▶ **Directive**:
Write out the part of the dating passage below between "Consider the mindset" and "all their boxes?", inclusive, word for word.

++++ Extract

To date, especially during this time of crisis and uncertainty, is to make a declaration of hope, a declaration that you deserve to love and be loved, and that planning for the future is a worthy use of your time and energy.

While dating is immensely challenging, it can also be thrilling. It is a chance to meet someone new, rediscover your passions, and reconnect with yourself. Here are some practices that can help you feel calm and open on a first date.

Before the Date

Before you head out on a first date, take some time (even a few minutes) to ground yourself. Try to avoid rushing from work or another commitment into your date. Your goal is to bring yourself to be neutral (calm, energized, open), so you ensure that the reactions you have to the date reflect what’s actually happening rather than your stress or exhaustion.

Engage in an activity that helps you feel centered and content. Do a workout, cook or eat healthy food, practice a hobby, listen to some music, or talk with friends or family members who make you feel happy. You can also take some time to fill out the phrases below before you go on your date. Tuning into yourself is a powerful experience!

  • On a first date, I hate it when I feel…
  • On a first date, I hope to feel…
  • On a first date, I worry most about…
  • On a first date, I would enjoy myself more if…
  • On a first date, I want to remember that…

During the Date

Consider the mindset you bring to meeting a potential partner for the very first time. Some people bring a highly critical mindset to a first date, hyper-focusing on how their date looks, what they say and whether they check all of the boxes.

Other people bring a highly self-critical mindset to a first date, focusing on questions like How do I look right now? Am I making them laugh enough? Am I saying the right things? What kind of vibe should I give off? Do I check all their boxes?

How do I measure up to other people they’ve gone out with? Certainly, dating is a process of discernment, but putting your date (or yourself) under a microscope compromises your ability to be present simply.

++++++++
++++ Provided material

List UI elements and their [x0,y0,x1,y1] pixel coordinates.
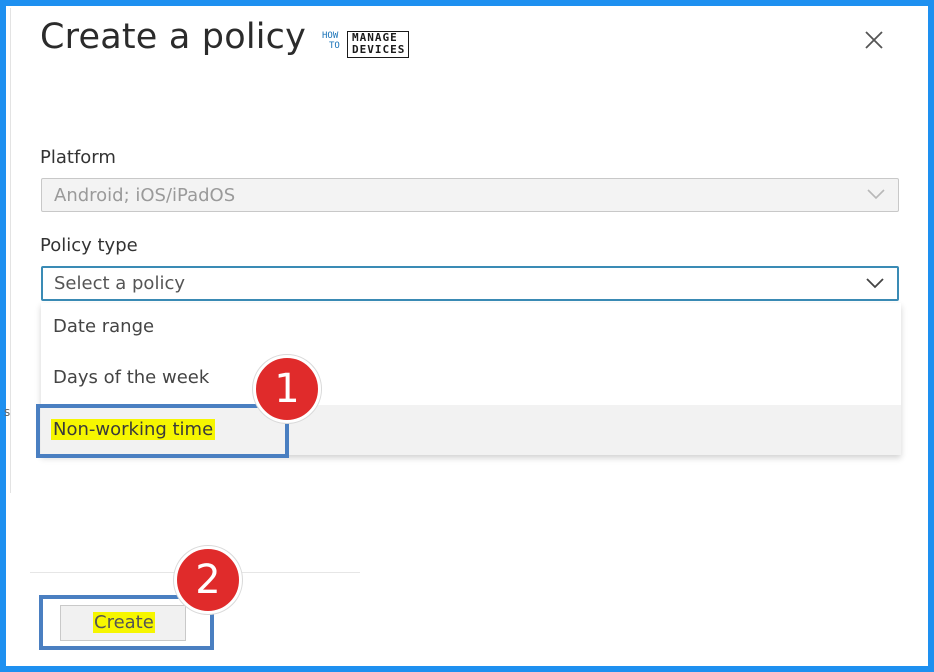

++++++++

▶ **Correct result**:
Consider the mindset you bring to meeting a potential partner for the very first time. Some people bring a highly critical mindset to a first date, hyper-focusing on how their date looks, what they say and whether they check all of the boxes.

Other people bring a highly self-critical mindset to a first date, focusing on questions like How do I look right now? Am I making them laugh enough? Am I saying the right things? What kind of vibe should I give off? Do I check all their boxes?